→ Short task
Identify the lines that contain the string "xlabel", then copy each of them.
☆ ☆ ☆ ☆
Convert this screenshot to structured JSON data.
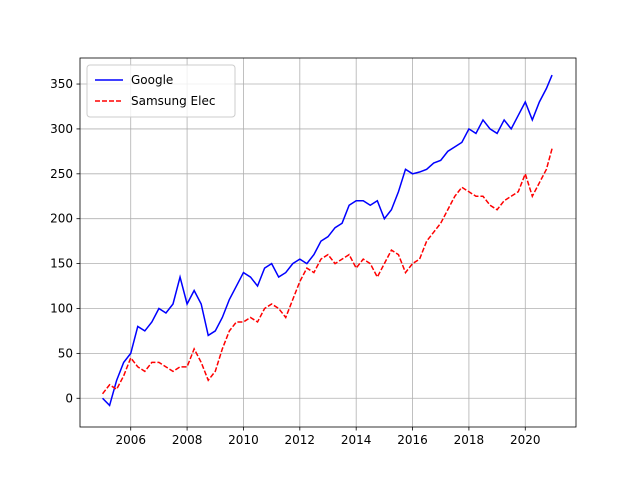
{
  "chart_data": {
    "type": "line",
    "x": [
      2005.0,
      2005.25,
      2005.5,
      2005.75,
      2006.0,
      2006.25,
      2006.5,
      2006.75,
      2007.0,
      2007.25,
      2007.5,
      2007.75,
      2008.0,
      2008.25,
      2008.5,
      2008.75,
      2009.0,
      2009.25,
      2009.5,
      2009.75,
      2010.0,
      2010.25,
      2010.5,
      2010.75,
      2011.0,
      2011.25,
      2011.5,
      2011.75,
      2012.0,
      2012.25,
      2012.5,
      2012.75,
      2013.0,
      2013.25,
      2013.5,
      2013.75,
      2014.0,
      2014.25,
      2014.5,
      2014.75,
      2015.0,
      2015.25,
      2015.5,
      2015.75,
      2016.0,
      2016.25,
      2016.5,
      2016.75,
      2017.0,
      2017.25,
      2017.5,
      2017.75,
      2018.0,
      2018.25,
      2018.5,
      2018.75,
      2019.0,
      2019.25,
      2019.5,
      2019.75,
      2020.0,
      2020.25,
      2020.5,
      2020.75,
      2020.95
    ],
    "series": [
      {
        "name": "Google",
        "color": "#0000ff",
        "linestyle": "solid",
        "values": [
          0,
          -8,
          20,
          40,
          50,
          80,
          75,
          85,
          100,
          95,
          105,
          135,
          105,
          120,
          105,
          70,
          75,
          90,
          110,
          125,
          140,
          135,
          125,
          145,
          150,
          135,
          140,
          150,
          155,
          150,
          160,
          175,
          180,
          190,
          195,
          215,
          220,
          220,
          215,
          220,
          200,
          210,
          230,
          255,
          250,
          252,
          255,
          262,
          265,
          275,
          280,
          285,
          300,
          295,
          310,
          300,
          295,
          310,
          300,
          315,
          330,
          310,
          330,
          345,
          360
        ]
      },
      {
        "name": "Samsung Elec",
        "color": "#ff0000",
        "linestyle": "dashed",
        "values": [
          5,
          15,
          10,
          25,
          45,
          35,
          30,
          40,
          40,
          35,
          30,
          35,
          35,
          55,
          40,
          20,
          30,
          55,
          75,
          85,
          85,
          90,
          85,
          100,
          105,
          100,
          90,
          110,
          130,
          145,
          140,
          155,
          160,
          150,
          155,
          160,
          145,
          155,
          150,
          135,
          150,
          165,
          160,
          140,
          150,
          155,
          175,
          185,
          195,
          210,
          225,
          235,
          230,
          225,
          225,
          215,
          210,
          220,
          225,
          230,
          250,
          225,
          240,
          255,
          278
        ]
      }
    ],
    "xlim": [
      2004.2,
      2021.8
    ],
    "xticks": [
      2006,
      2008,
      2010,
      2012,
      2014,
      2016,
      2018,
      2020
    ],
    "ylim": [
      -32,
      379
    ],
    "yticks": [
      0,
      50,
      100,
      150,
      200,
      250,
      300,
      350
    ],
    "grid": true,
    "legend": "upper left"
  }
}
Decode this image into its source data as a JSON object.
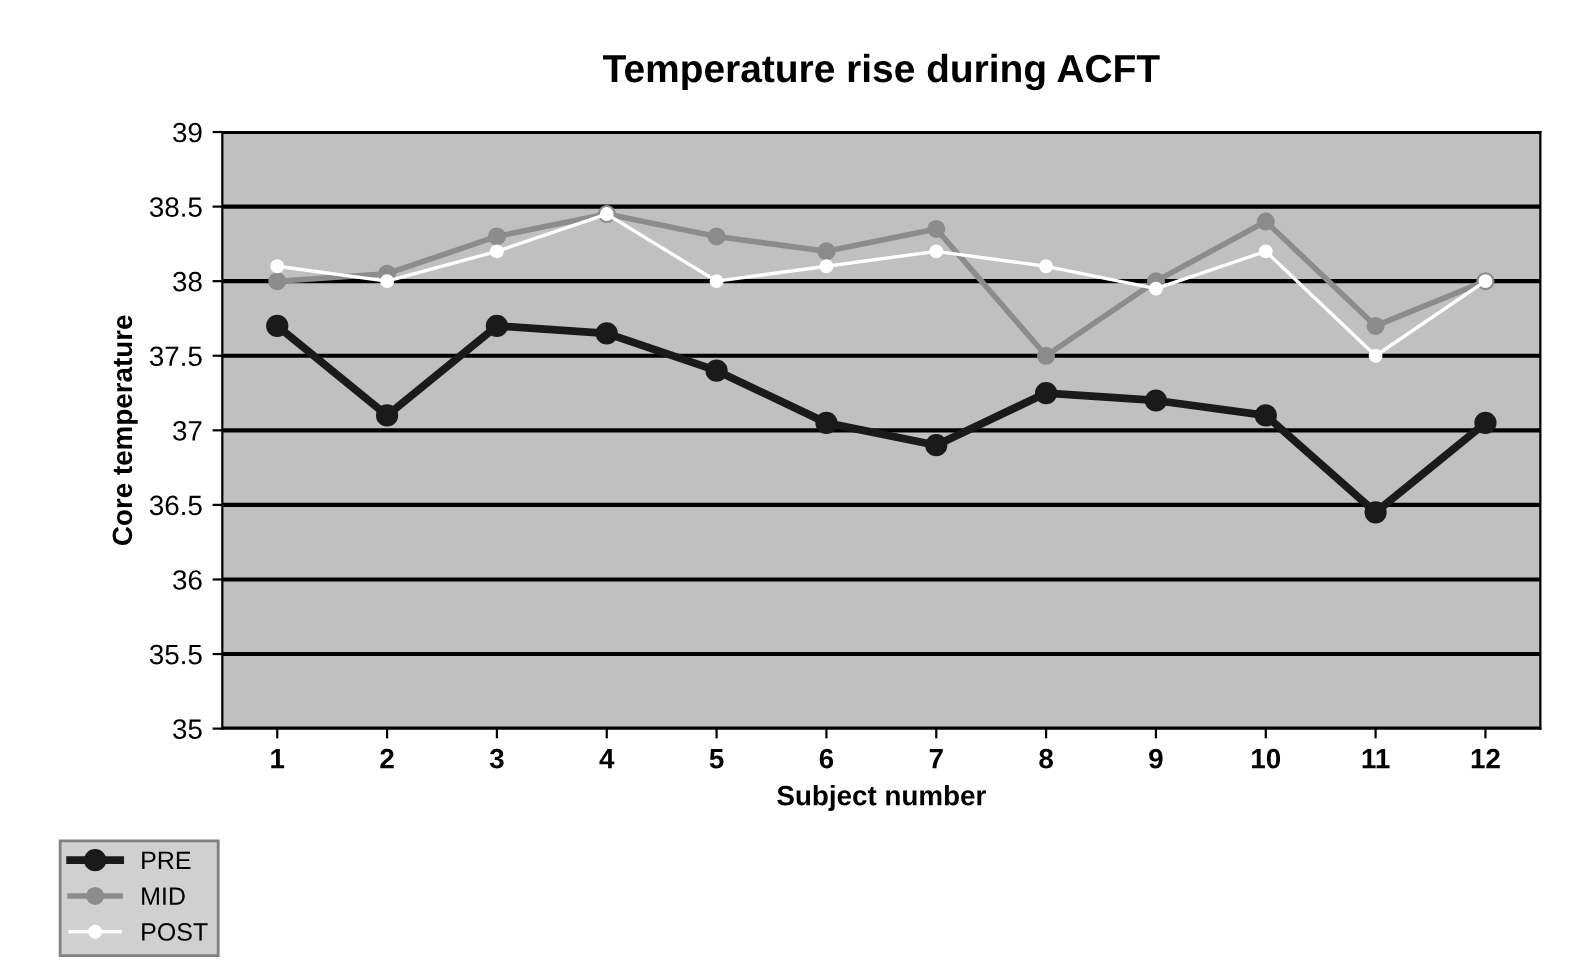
{
  "chart_data": {
    "type": "line",
    "title": "Temperature rise during ACFT",
    "xlabel": "Subject number",
    "ylabel": "Core temperature",
    "categories": [
      "1",
      "2",
      "3",
      "4",
      "5",
      "6",
      "7",
      "8",
      "9",
      "10",
      "11",
      "12"
    ],
    "series": [
      {
        "name": "PRE",
        "color": "#1a1a1a",
        "values": [
          37.7,
          37.1,
          37.7,
          37.65,
          37.4,
          37.05,
          36.9,
          37.25,
          37.2,
          37.1,
          36.45,
          37.05
        ]
      },
      {
        "name": "MID",
        "color": "#8c8c8c",
        "values": [
          38.0,
          38.05,
          38.3,
          38.45,
          38.3,
          38.2,
          38.35,
          37.5,
          38.0,
          38.4,
          37.7,
          38.0
        ]
      },
      {
        "name": "POST",
        "color": "#ffffff",
        "values": [
          38.1,
          38.0,
          38.2,
          38.45,
          38.0,
          38.1,
          38.2,
          38.1,
          37.95,
          38.2,
          37.5,
          38.0
        ]
      }
    ],
    "ylim": [
      35,
      39
    ],
    "yticks": [
      35,
      35.5,
      36,
      36.5,
      37,
      37.5,
      38,
      38.5,
      39
    ],
    "grid": "y",
    "legend": "bottom left",
    "marker": "circle",
    "line_style": "solid"
  }
}
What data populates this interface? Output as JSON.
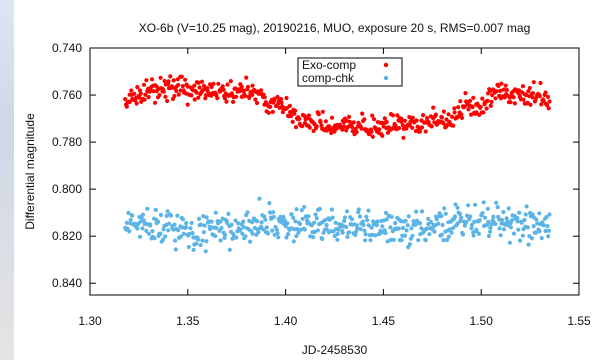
{
  "chart_data": {
    "type": "scatter",
    "title": "XO-6b (V=10.25 mag), 20190216, MUO, exposure 20 s, RMS=0.007 mag",
    "xlabel": "JD-2458530",
    "ylabel": "Differential magnitude",
    "xlim": [
      1.3,
      1.55
    ],
    "ylim": [
      0.845,
      0.74
    ],
    "y_inverted": true,
    "x_ticks": [
      "1.30",
      "1.35",
      "1.40",
      "1.45",
      "1.50",
      "1.55"
    ],
    "y_ticks": [
      "0.740",
      "0.760",
      "0.780",
      "0.800",
      "0.820",
      "0.840"
    ],
    "legend_position": "top-center",
    "grid": false,
    "series": [
      {
        "name": "Exo-comp",
        "color": "#ff0000",
        "x_range": [
          1.318,
          1.535
        ],
        "profile": [
          [
            1.318,
            0.762
          ],
          [
            1.34,
            0.757
          ],
          [
            1.36,
            0.759
          ],
          [
            1.38,
            0.758
          ],
          [
            1.395,
            0.764
          ],
          [
            1.41,
            0.771
          ],
          [
            1.43,
            0.774
          ],
          [
            1.46,
            0.773
          ],
          [
            1.48,
            0.771
          ],
          [
            1.495,
            0.766
          ],
          [
            1.51,
            0.76
          ],
          [
            1.535,
            0.761
          ]
        ],
        "scatter_mag": 0.0045
      },
      {
        "name": "comp-chk",
        "color": "#5bb4e5",
        "x_range": [
          1.318,
          1.535
        ],
        "profile": [
          [
            1.318,
            0.814
          ],
          [
            1.36,
            0.818
          ],
          [
            1.4,
            0.815
          ],
          [
            1.45,
            0.816
          ],
          [
            1.5,
            0.814
          ],
          [
            1.535,
            0.815
          ]
        ],
        "scatter_mag": 0.0075
      }
    ]
  }
}
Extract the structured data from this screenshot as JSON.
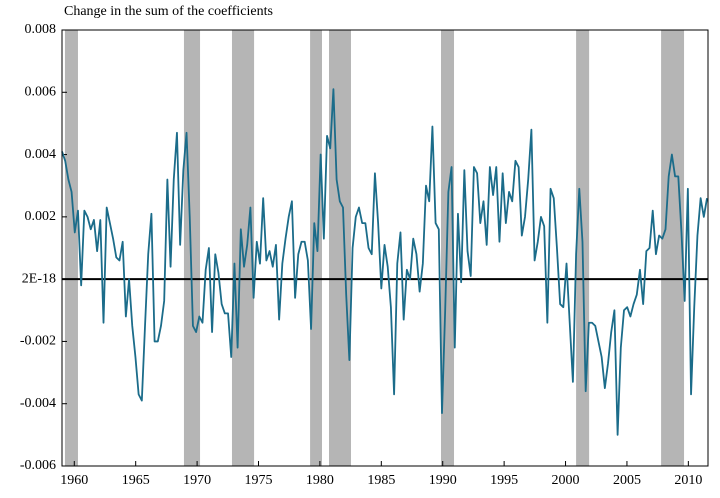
{
  "chart_data": {
    "type": "line",
    "title": "Change in the sum of the coefficients",
    "xlim": [
      1959,
      2011.6
    ],
    "xticks": [
      1960,
      1965,
      1970,
      1975,
      1980,
      1985,
      1990,
      1995,
      2000,
      2005,
      2010
    ],
    "ylim": [
      -0.006,
      0.008
    ],
    "yticks": [
      0.008,
      0.006,
      0.004,
      0.002,
      {
        "value": 2e-18,
        "label": "2E-18"
      },
      -0.002,
      -0.004,
      -0.006
    ],
    "shaded_color": "#b5b5b5",
    "shaded_periods": [
      [
        1959.24,
        1960.3
      ],
      [
        1968.93,
        1970.24
      ],
      [
        1972.84,
        1974.64
      ],
      [
        1979.2,
        1980.17
      ],
      [
        1980.74,
        1982.53
      ],
      [
        1989.86,
        1990.92
      ],
      [
        2000.86,
        2001.92
      ],
      [
        2007.78,
        2009.65
      ]
    ],
    "series": [
      {
        "color": "#1b6c8a",
        "x": [
          1959,
          1959.26,
          1959.52,
          1959.78,
          1960.04,
          1960.3,
          1960.56,
          1960.82,
          1961.08,
          1961.34,
          1961.6,
          1961.86,
          1962.12,
          1962.38,
          1962.64,
          1962.9,
          1963.16,
          1963.42,
          1963.68,
          1963.94,
          1964.2,
          1964.46,
          1964.72,
          1964.98,
          1965.24,
          1965.5,
          1965.76,
          1966.02,
          1966.28,
          1966.54,
          1966.8,
          1967.06,
          1967.32,
          1967.58,
          1967.84,
          1968.1,
          1968.36,
          1968.62,
          1968.88,
          1969.14,
          1969.4,
          1969.66,
          1969.92,
          1970.18,
          1970.44,
          1970.7,
          1970.96,
          1971.22,
          1971.48,
          1971.74,
          1972,
          1972.26,
          1972.52,
          1972.78,
          1973.04,
          1973.3,
          1973.56,
          1973.82,
          1974.08,
          1974.34,
          1974.6,
          1974.86,
          1975.12,
          1975.38,
          1975.64,
          1975.9,
          1976.16,
          1976.42,
          1976.68,
          1976.94,
          1977.2,
          1977.46,
          1977.72,
          1977.98,
          1978.24,
          1978.5,
          1978.76,
          1979.02,
          1979.28,
          1979.54,
          1979.8,
          1980.06,
          1980.32,
          1980.58,
          1980.84,
          1981.1,
          1981.36,
          1981.62,
          1981.88,
          1982.14,
          1982.4,
          1982.66,
          1982.92,
          1983.18,
          1983.44,
          1983.7,
          1983.96,
          1984.22,
          1984.48,
          1984.74,
          1985,
          1985.26,
          1985.52,
          1985.78,
          1986.04,
          1986.3,
          1986.56,
          1986.82,
          1987.08,
          1987.34,
          1987.6,
          1987.86,
          1988.12,
          1988.38,
          1988.64,
          1988.9,
          1989.16,
          1989.42,
          1989.68,
          1989.94,
          1990.2,
          1990.46,
          1990.72,
          1990.98,
          1991.24,
          1991.5,
          1991.76,
          1992.02,
          1992.28,
          1992.54,
          1992.8,
          1993.06,
          1993.32,
          1993.58,
          1993.84,
          1994.1,
          1994.36,
          1994.62,
          1994.88,
          1995.14,
          1995.4,
          1995.66,
          1995.92,
          1996.18,
          1996.44,
          1996.7,
          1996.96,
          1997.22,
          1997.48,
          1997.74,
          1998,
          1998.26,
          1998.52,
          1998.78,
          1999.04,
          1999.3,
          1999.56,
          1999.82,
          2000.08,
          2000.34,
          2000.6,
          2000.86,
          2001.12,
          2001.38,
          2001.64,
          2001.9,
          2002.16,
          2002.42,
          2002.68,
          2002.94,
          2003.2,
          2003.46,
          2003.72,
          2003.98,
          2004.24,
          2004.5,
          2004.76,
          2005.02,
          2005.28,
          2005.54,
          2005.8,
          2006.06,
          2006.32,
          2006.58,
          2006.84,
          2007.1,
          2007.36,
          2007.62,
          2007.88,
          2008.14,
          2008.4,
          2008.66,
          2008.92,
          2009.18,
          2009.44,
          2009.7,
          2009.96,
          2010.22,
          2010.48,
          2010.74,
          2011,
          2011.26,
          2011.52
        ],
        "values": [
          0.0041,
          0.0038,
          0.0032,
          0.0028,
          0.0015,
          0.0022,
          -0.0002,
          0.0022,
          0.002,
          0.0016,
          0.0019,
          0.0009,
          0.0019,
          -0.0014,
          0.0023,
          0.0018,
          0.0013,
          0.0007,
          0.0006,
          0.0012,
          -0.0012,
          0.0,
          -0.0015,
          -0.0025,
          -0.0037,
          -0.0039,
          -0.0015,
          0.0008,
          0.0021,
          -0.002,
          -0.002,
          -0.0015,
          -0.0007,
          0.0032,
          0.0004,
          0.0032,
          0.0047,
          0.0011,
          0.0035,
          0.0047,
          0.002,
          -0.0015,
          -0.0017,
          -0.0012,
          -0.0014,
          0.0003,
          0.001,
          -0.0017,
          0.0008,
          0.0002,
          -0.0008,
          -0.0011,
          -0.0011,
          -0.0025,
          0.0005,
          -0.0022,
          0.0016,
          0.0004,
          0.0011,
          0.0023,
          -0.0006,
          0.0012,
          0.0005,
          0.0026,
          0.0006,
          0.0009,
          0.0004,
          0.0011,
          -0.0013,
          0.0005,
          0.0013,
          0.002,
          0.0025,
          -0.0006,
          0.0008,
          0.0012,
          0.0012,
          0.0006,
          -0.0016,
          0.0018,
          0.0009,
          0.004,
          0.0013,
          0.0046,
          0.0042,
          0.0061,
          0.0032,
          0.0025,
          0.0023,
          -0.0005,
          -0.0026,
          0.001,
          0.002,
          0.0023,
          0.0018,
          0.0018,
          0.001,
          0.0008,
          0.0034,
          0.0018,
          -0.0003,
          0.0011,
          0.0004,
          -0.0009,
          -0.0037,
          0.0005,
          0.0015,
          -0.0013,
          0.0003,
          0.0,
          0.0013,
          0.0008,
          -0.0004,
          0.0005,
          0.003,
          0.0025,
          0.0049,
          0.0018,
          0.0016,
          -0.0043,
          -0.001,
          0.0028,
          0.0036,
          -0.0022,
          0.0021,
          -0.0001,
          0.0035,
          0.0009,
          0.0001,
          0.0036,
          0.0034,
          0.0018,
          0.0025,
          0.0011,
          0.0036,
          0.0027,
          0.0036,
          0.0012,
          0.0034,
          0.0018,
          0.0028,
          0.0025,
          0.0038,
          0.0036,
          0.0014,
          0.002,
          0.0032,
          0.0048,
          0.0006,
          0.0012,
          0.002,
          0.0017,
          -0.0014,
          0.0029,
          0.0026,
          0.001,
          -0.0008,
          -0.0009,
          0.0005,
          -0.0014,
          -0.0033,
          0.0008,
          0.0029,
          0.0012,
          -0.0036,
          -0.0014,
          -0.0014,
          -0.0015,
          -0.002,
          -0.0025,
          -0.0035,
          -0.0027,
          -0.0017,
          -0.001,
          -0.005,
          -0.0022,
          -0.001,
          -0.0009,
          -0.0012,
          -0.0008,
          -0.0005,
          0.0003,
          -0.0008,
          0.0009,
          0.001,
          0.0022,
          0.0008,
          0.0014,
          0.0013,
          0.0016,
          0.0033,
          0.004,
          0.0033,
          0.0033,
          0.0015,
          -0.0007,
          0.0029,
          -0.0037,
          -0.0009,
          0.0014,
          0.0026,
          0.002,
          0.0026
        ]
      }
    ]
  }
}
☆ ☆ ☆ ☆
→ Exercise response
    "xlabel": "Subject number",
    "xlabel": "JD-2458530",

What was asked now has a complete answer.